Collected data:
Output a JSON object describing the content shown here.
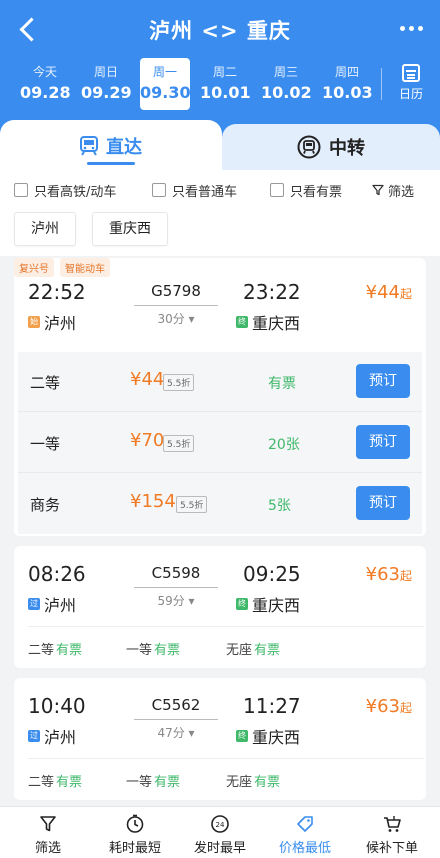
{
  "nav": {
    "title": "泸州 <> 重庆"
  },
  "dates": [
    {
      "weekday": "今天",
      "date": "09.28"
    },
    {
      "weekday": "周日",
      "date": "09.29"
    },
    {
      "weekday": "周一",
      "date": "09.30"
    },
    {
      "weekday": "周二",
      "date": "10.01"
    },
    {
      "weekday": "周三",
      "date": "10.02"
    },
    {
      "weekday": "周四",
      "date": "10.03"
    }
  ],
  "calendar_label": "日历",
  "tabs": {
    "direct": "直达",
    "transfer": "中转"
  },
  "filters": {
    "high_speed": "只看高铁/动车",
    "normal": "只看普通车",
    "available": "只看有票",
    "filter": "筛选",
    "from_station": "泸州",
    "to_station": "重庆西"
  },
  "trains": [
    {
      "badges": [
        "复兴号",
        "智能动车"
      ],
      "depart_time": "22:52",
      "train_no": "G5798",
      "arrive_time": "23:22",
      "from": "泸州",
      "from_tag": "始",
      "to": "重庆西",
      "to_tag": "终",
      "duration": "30分",
      "price_symbol": "¥",
      "price": "44",
      "price_suffix": "起",
      "seats": [
        {
          "name": "二等",
          "price": "¥44",
          "discount": "5.5折",
          "avail": "有票",
          "book": "预订"
        },
        {
          "name": "一等",
          "price": "¥70",
          "discount": "5.5折",
          "avail": "20张",
          "book": "预订"
        },
        {
          "name": "商务",
          "price": "¥154",
          "discount": "5.5折",
          "avail": "5张",
          "book": "预订"
        }
      ]
    },
    {
      "depart_time": "08:26",
      "train_no": "C5598",
      "arrive_time": "09:25",
      "from": "泸州",
      "from_tag": "过",
      "to": "重庆西",
      "to_tag": "终",
      "duration": "59分",
      "price_symbol": "¥",
      "price": "63",
      "price_suffix": "起",
      "seats": [
        {
          "name": "二等",
          "avail": "有票"
        },
        {
          "name": "一等",
          "avail": "有票"
        },
        {
          "name": "无座",
          "avail": "有票"
        }
      ]
    },
    {
      "depart_time": "10:40",
      "train_no": "C5562",
      "arrive_time": "11:27",
      "from": "泸州",
      "from_tag": "过",
      "to": "重庆西",
      "to_tag": "终",
      "duration": "47分",
      "price_symbol": "¥",
      "price": "63",
      "price_suffix": "起",
      "seats": [
        {
          "name": "二等",
          "avail": "有票"
        },
        {
          "name": "一等",
          "avail": "有票"
        },
        {
          "name": "无座",
          "avail": "有票"
        }
      ]
    }
  ],
  "bottom_bar": [
    {
      "label": "筛选"
    },
    {
      "label": "耗时最短"
    },
    {
      "label": "发时最早"
    },
    {
      "label": "价格最低"
    },
    {
      "label": "候补下单"
    }
  ],
  "colors": {
    "primary": "#3a8dee",
    "price": "#f07b24",
    "available": "#3fb86a"
  }
}
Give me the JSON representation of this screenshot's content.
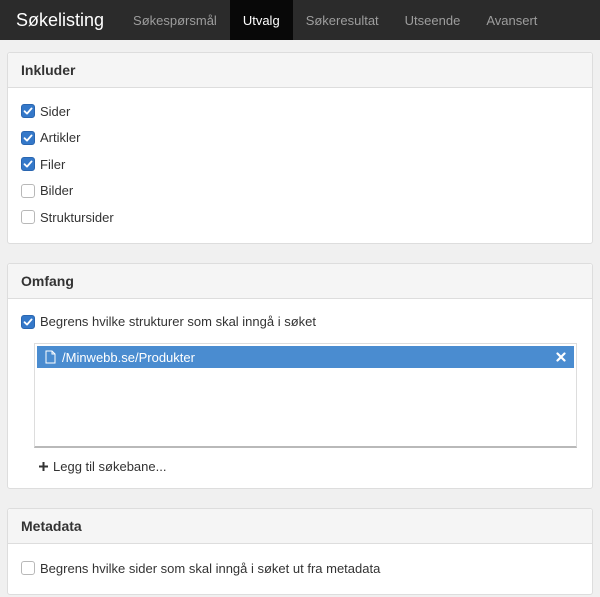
{
  "nav": {
    "brand": "Søkelisting",
    "tabs": [
      {
        "label": "Søkespørsmål",
        "active": false
      },
      {
        "label": "Utvalg",
        "active": true
      },
      {
        "label": "Søkeresultat",
        "active": false
      },
      {
        "label": "Utseende",
        "active": false
      },
      {
        "label": "Avansert",
        "active": false
      }
    ]
  },
  "include": {
    "title": "Inkluder",
    "options": [
      {
        "label": "Sider",
        "checked": true
      },
      {
        "label": "Artikler",
        "checked": true
      },
      {
        "label": "Filer",
        "checked": true
      },
      {
        "label": "Bilder",
        "checked": false
      },
      {
        "label": "Struktursider",
        "checked": false
      }
    ]
  },
  "scope": {
    "title": "Omfang",
    "restrict_label": "Begrens hvilke strukturer som skal inngå i søket",
    "restrict_checked": true,
    "paths": [
      "/Minwebb.se/Produkter"
    ],
    "add_path_label": "Legg til søkebane..."
  },
  "metadata": {
    "title": "Metadata",
    "restrict_label": "Begrens hvilke sider som skal inngå i søket ut fra metadata",
    "restrict_checked": false
  },
  "colors": {
    "navbar": "#2b2b2b",
    "active_tab": "#080808",
    "checkbox_on": "#3478c9",
    "selected_path": "#4a8cd0"
  },
  "icons": {
    "check": "check-icon",
    "file": "file-icon",
    "remove": "close-icon",
    "add": "plus-icon"
  }
}
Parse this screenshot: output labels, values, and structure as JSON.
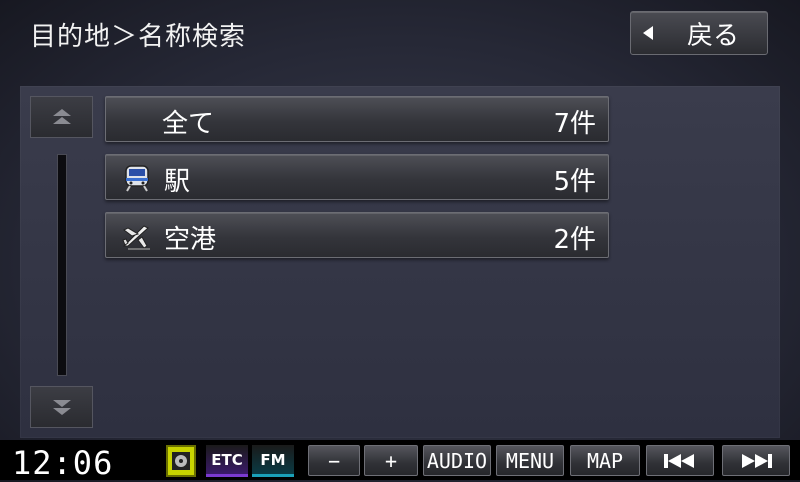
{
  "header": {
    "title": "目的地＞名称検索",
    "back_label": "戻る"
  },
  "categories": [
    {
      "icon": "all",
      "label": "全て",
      "count": "7件"
    },
    {
      "icon": "train-icon",
      "label": "駅",
      "count": "5件"
    },
    {
      "icon": "airplane-icon",
      "label": "空港",
      "count": "2件"
    }
  ],
  "bottom_bar": {
    "clock": "12:06",
    "etc": "ETC",
    "fm": "FM",
    "minus": "−",
    "plus": "+",
    "audio": "AUDIO",
    "menu": "MENU",
    "map": "MAP"
  }
}
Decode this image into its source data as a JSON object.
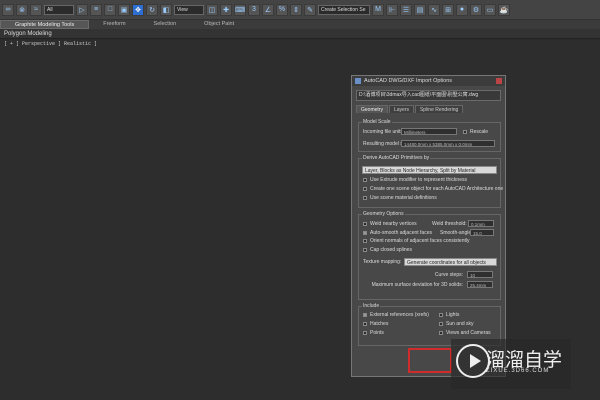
{
  "toolbar": {
    "filter_value": "All",
    "view_value": "View",
    "selection_set": "Create Selection Se"
  },
  "ribbon": {
    "tabs": [
      "Graphite Modeling Tools",
      "Freeform",
      "Selection",
      "Object Paint"
    ],
    "active": "Graphite Modeling Tools",
    "sub_label": "Polygon Modeling"
  },
  "viewport": {
    "label": "[ + ] Perspective ] Realistic ]"
  },
  "dialog": {
    "title": "AutoCAD DWG/DXF Import Options",
    "path": "D:\\酒博项目\\3dmax导入cad图纸\\平面图\\别墅公寓.dwg",
    "tabs": [
      "Geometry",
      "Layers",
      "Spline Rendering"
    ],
    "model_scale": {
      "title": "Model Scale",
      "units_label": "Incoming file units:",
      "units_value": "Millimeters",
      "rescale_label": "Rescale",
      "size_label": "Resulting model size:",
      "size_value": "14480.0mm x 5385.0mm x 0.0mm"
    },
    "derive": {
      "title": "Derive AutoCAD Primitives by",
      "value": "Layer, Blocks as Node Hierarchy, Split by Material",
      "options": [
        "Use Extrude modifier to represent thickness",
        "Create one scene object for each AutoCAD Architecture one",
        "Use scene material definitions"
      ]
    },
    "geometry": {
      "title": "Geometry Options",
      "weld_label": "Weld nearby vertices",
      "weld_threshold_label": "Weld threshold:",
      "weld_threshold_value": "0.1mm",
      "smooth_label": "Auto-smooth adjacent faces",
      "smooth_angle_label": "Smooth-angle:",
      "smooth_angle_value": "15.0",
      "orient_label": "Orient normals of adjacent faces consistently",
      "cap_label": "Cap closed splines",
      "texture_label": "Texture mapping:",
      "texture_value": "Generate coordinates for all objects",
      "curve_label": "Curve steps:",
      "curve_value": "10",
      "deviation_label": "Maximum surface deviation for 3D solids:",
      "deviation_value": "25.4mm"
    },
    "include": {
      "title": "Include",
      "left": [
        "External references (xrefs)",
        "Hatches",
        "Points"
      ],
      "right": [
        "Lights",
        "Sun and sky",
        "Views and Cameras"
      ]
    }
  },
  "watermark": {
    "text": "溜溜自学",
    "url": "ZIXUE.3D66.COM"
  }
}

» Written exercise
State how many lines in the records above contain the word "scene", and give only that number.

» Task answer
2